> **Required task**: Reproduce each line that includes the word "title".

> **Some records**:
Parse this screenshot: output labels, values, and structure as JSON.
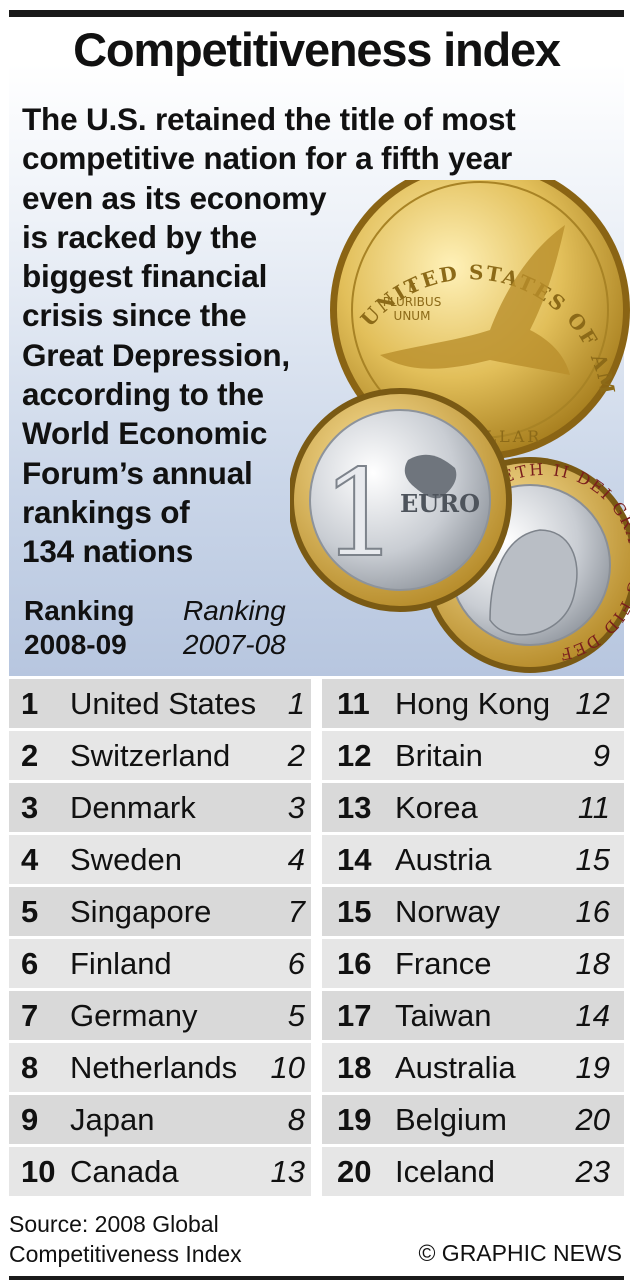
{
  "title": "Competitiveness index",
  "intro_lines": [
    "The U.S. retained the title of most",
    "competitive nation for a fifth year",
    "even as its economy",
    "is racked by the",
    "biggest financial",
    "crisis since the",
    "Great Depression,",
    "according to the",
    "World Economic",
    "Forum’s annual",
    "rankings of",
    "134 nations"
  ],
  "headers": {
    "current_line1": "Ranking",
    "current_line2": "2008-09",
    "previous_line1": "Ranking",
    "previous_line2": "2007-08"
  },
  "coins": {
    "dollar_top": "UNITED STATES OF AMERICA",
    "dollar_motto_1": "E",
    "dollar_motto_2": "PLURIBUS",
    "dollar_motto_3": "UNUM",
    "dollar_bottom": "ONE DOLLAR",
    "euro_digit": "1",
    "euro_word": "EURO",
    "pound_text": "ELIZABETH II DEI GRA REG FID DEF"
  },
  "rankings": [
    {
      "rank": "1",
      "country": "United States",
      "prev": "1"
    },
    {
      "rank": "2",
      "country": "Switzerland",
      "prev": "2"
    },
    {
      "rank": "3",
      "country": "Denmark",
      "prev": "3"
    },
    {
      "rank": "4",
      "country": "Sweden",
      "prev": "4"
    },
    {
      "rank": "5",
      "country": "Singapore",
      "prev": "7"
    },
    {
      "rank": "6",
      "country": "Finland",
      "prev": "6"
    },
    {
      "rank": "7",
      "country": "Germany",
      "prev": "5"
    },
    {
      "rank": "8",
      "country": "Netherlands",
      "prev": "10"
    },
    {
      "rank": "9",
      "country": "Japan",
      "prev": "8"
    },
    {
      "rank": "10",
      "country": "Canada",
      "prev": "13"
    },
    {
      "rank": "11",
      "country": "Hong Kong",
      "prev": "12"
    },
    {
      "rank": "12",
      "country": "Britain",
      "prev": "9"
    },
    {
      "rank": "13",
      "country": "Korea",
      "prev": "11"
    },
    {
      "rank": "14",
      "country": "Austria",
      "prev": "15"
    },
    {
      "rank": "15",
      "country": "Norway",
      "prev": "16"
    },
    {
      "rank": "16",
      "country": "France",
      "prev": "18"
    },
    {
      "rank": "17",
      "country": "Taiwan",
      "prev": "14"
    },
    {
      "rank": "18",
      "country": "Australia",
      "prev": "19"
    },
    {
      "rank": "19",
      "country": "Belgium",
      "prev": "20"
    },
    {
      "rank": "20",
      "country": "Iceland",
      "prev": "23"
    }
  ],
  "source_line1": "Source: 2008 Global",
  "source_line2": "Competitiveness Index",
  "credit": "© GRAPHIC NEWS",
  "colors": {
    "row_light": "#e6e6e6",
    "row_dark": "#d9d9d9",
    "backdrop_blue": "#b7c6df",
    "gold": "#d8b24a",
    "silver": "#c8ccd2"
  }
}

> **Response to the task**:
  "title": "Competitiveness index",
    "The U.S. retained the title of most",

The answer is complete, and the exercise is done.